***** RECORDS SHOWN

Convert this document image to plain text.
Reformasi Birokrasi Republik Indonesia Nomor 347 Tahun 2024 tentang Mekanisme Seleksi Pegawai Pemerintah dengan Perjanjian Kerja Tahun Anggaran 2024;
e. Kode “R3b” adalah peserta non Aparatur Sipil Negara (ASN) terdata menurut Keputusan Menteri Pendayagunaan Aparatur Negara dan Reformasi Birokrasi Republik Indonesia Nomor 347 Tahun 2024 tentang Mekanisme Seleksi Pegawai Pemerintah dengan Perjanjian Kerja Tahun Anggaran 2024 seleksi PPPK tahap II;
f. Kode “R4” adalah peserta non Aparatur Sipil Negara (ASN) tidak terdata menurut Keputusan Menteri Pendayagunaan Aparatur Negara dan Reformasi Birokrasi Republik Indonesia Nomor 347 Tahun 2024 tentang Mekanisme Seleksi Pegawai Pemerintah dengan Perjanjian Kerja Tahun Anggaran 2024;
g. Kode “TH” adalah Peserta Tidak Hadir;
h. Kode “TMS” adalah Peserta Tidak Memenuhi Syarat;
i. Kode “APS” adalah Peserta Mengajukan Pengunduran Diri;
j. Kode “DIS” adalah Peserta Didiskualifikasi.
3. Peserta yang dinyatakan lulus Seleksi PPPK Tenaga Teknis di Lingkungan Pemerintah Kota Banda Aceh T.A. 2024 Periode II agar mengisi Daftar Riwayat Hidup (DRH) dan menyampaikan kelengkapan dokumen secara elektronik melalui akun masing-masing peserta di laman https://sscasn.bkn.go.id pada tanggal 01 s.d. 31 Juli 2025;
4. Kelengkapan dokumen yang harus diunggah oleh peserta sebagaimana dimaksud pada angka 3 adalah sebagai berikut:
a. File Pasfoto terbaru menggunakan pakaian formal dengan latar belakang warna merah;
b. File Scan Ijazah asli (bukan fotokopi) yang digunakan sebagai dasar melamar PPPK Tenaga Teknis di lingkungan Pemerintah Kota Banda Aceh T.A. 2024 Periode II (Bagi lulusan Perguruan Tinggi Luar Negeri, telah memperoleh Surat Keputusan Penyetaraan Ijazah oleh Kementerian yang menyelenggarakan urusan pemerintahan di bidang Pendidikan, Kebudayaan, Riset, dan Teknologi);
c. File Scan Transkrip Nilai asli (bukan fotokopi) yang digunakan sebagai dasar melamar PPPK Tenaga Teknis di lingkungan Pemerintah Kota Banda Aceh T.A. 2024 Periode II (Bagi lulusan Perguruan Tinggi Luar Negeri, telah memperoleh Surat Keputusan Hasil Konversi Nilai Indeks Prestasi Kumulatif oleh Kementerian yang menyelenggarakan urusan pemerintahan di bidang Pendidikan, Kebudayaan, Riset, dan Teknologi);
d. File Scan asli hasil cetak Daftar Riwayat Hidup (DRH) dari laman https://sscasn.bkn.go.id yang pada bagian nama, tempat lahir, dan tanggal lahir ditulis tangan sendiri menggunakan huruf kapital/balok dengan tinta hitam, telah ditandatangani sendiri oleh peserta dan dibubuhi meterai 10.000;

**********

■ REQUIRED TASK: Extract all of the data shown above and repeat it verbatim.

■ SOLVED PROBLEM:
Convert this document image to plain text.
Reformasi Birokrasi Republik Indonesia Nomor 347 Tahun 2024 tentang Mekanisme Seleksi Pegawai Pemerintah dengan Perjanjian Kerja Tahun Anggaran 2024;
e. Kode “R3b” adalah peserta non Aparatur Sipil Negara (ASN) terdata menurut Keputusan Menteri Pendayagunaan Aparatur Negara dan Reformasi Birokrasi Republik Indonesia Nomor 347 Tahun 2024 tentang Mekanisme Seleksi Pegawai Pemerintah dengan Perjanjian Kerja Tahun Anggaran 2024 seleksi PPPK tahap II;
f. Kode “R4” adalah peserta non Aparatur Sipil Negara (ASN) tidak terdata menurut Keputusan Menteri Pendayagunaan Aparatur Negara dan Reformasi Birokrasi Republik Indonesia Nomor 347 Tahun 2024 tentang Mekanisme Seleksi Pegawai Pemerintah dengan Perjanjian Kerja Tahun Anggaran 2024;
g. Kode “TH” adalah Peserta Tidak Hadir;
h. Kode “TMS” adalah Peserta Tidak Memenuhi Syarat;
i. Kode “APS” adalah Peserta Mengajukan Pengunduran Diri;
j. Kode “DIS” adalah Peserta Didiskualifikasi.
3. Peserta yang dinyatakan lulus Seleksi PPPK Tenaga Teknis di Lingkungan Pemerintah Kota Banda Aceh T.A. 2024 Periode II agar mengisi Daftar Riwayat Hidup (DRH) dan menyampaikan kelengkapan dokumen secara elektronik melalui akun masing-masing peserta di laman https://sscasn.bkn.go.id pada tanggal 01 s.d. 31 Juli 2025;
4. Kelengkapan dokumen yang harus diunggah oleh peserta sebagaimana dimaksud pada angka 3 adalah sebagai berikut:
a. File Pasfoto terbaru menggunakan pakaian formal dengan latar belakang warna merah;
b. File Scan Ijazah asli (bukan fotokopi) yang digunakan sebagai dasar melamar PPPK Tenaga Teknis di lingkungan Pemerintah Kota Banda Aceh T.A. 2024 Periode II (Bagi lulusan Perguruan Tinggi Luar Negeri, telah memperoleh Surat Keputusan Penyetaraan Ijazah oleh Kementerian yang menyelenggarakan urusan pemerintahan di bidang Pendidikan, Kebudayaan, Riset, dan Teknologi);
c. File Scan Transkrip Nilai asli (bukan fotokopi) yang digunakan sebagai dasar melamar PPPK Tenaga Teknis di lingkungan Pemerintah Kota Banda Aceh T.A. 2024 Periode II (Bagi lulusan Perguruan Tinggi Luar Negeri, telah memperoleh Surat Keputusan Hasil Konversi Nilai Indeks Prestasi Kumulatif oleh Kementerian yang menyelenggarakan urusan pemerintahan di bidang Pendidikan, Kebudayaan, Riset, dan Teknologi);
d. File Scan asli hasil cetak Daftar Riwayat Hidup (DRH) dari laman https://sscasn.bkn.go.id yang pada bagian nama, tempat lahir, dan tanggal lahir ditulis tangan sendiri menggunakan huruf kapital/balok dengan tinta hitam, telah ditandatangani sendiri oleh peserta dan dibubuhi meterai 10.000;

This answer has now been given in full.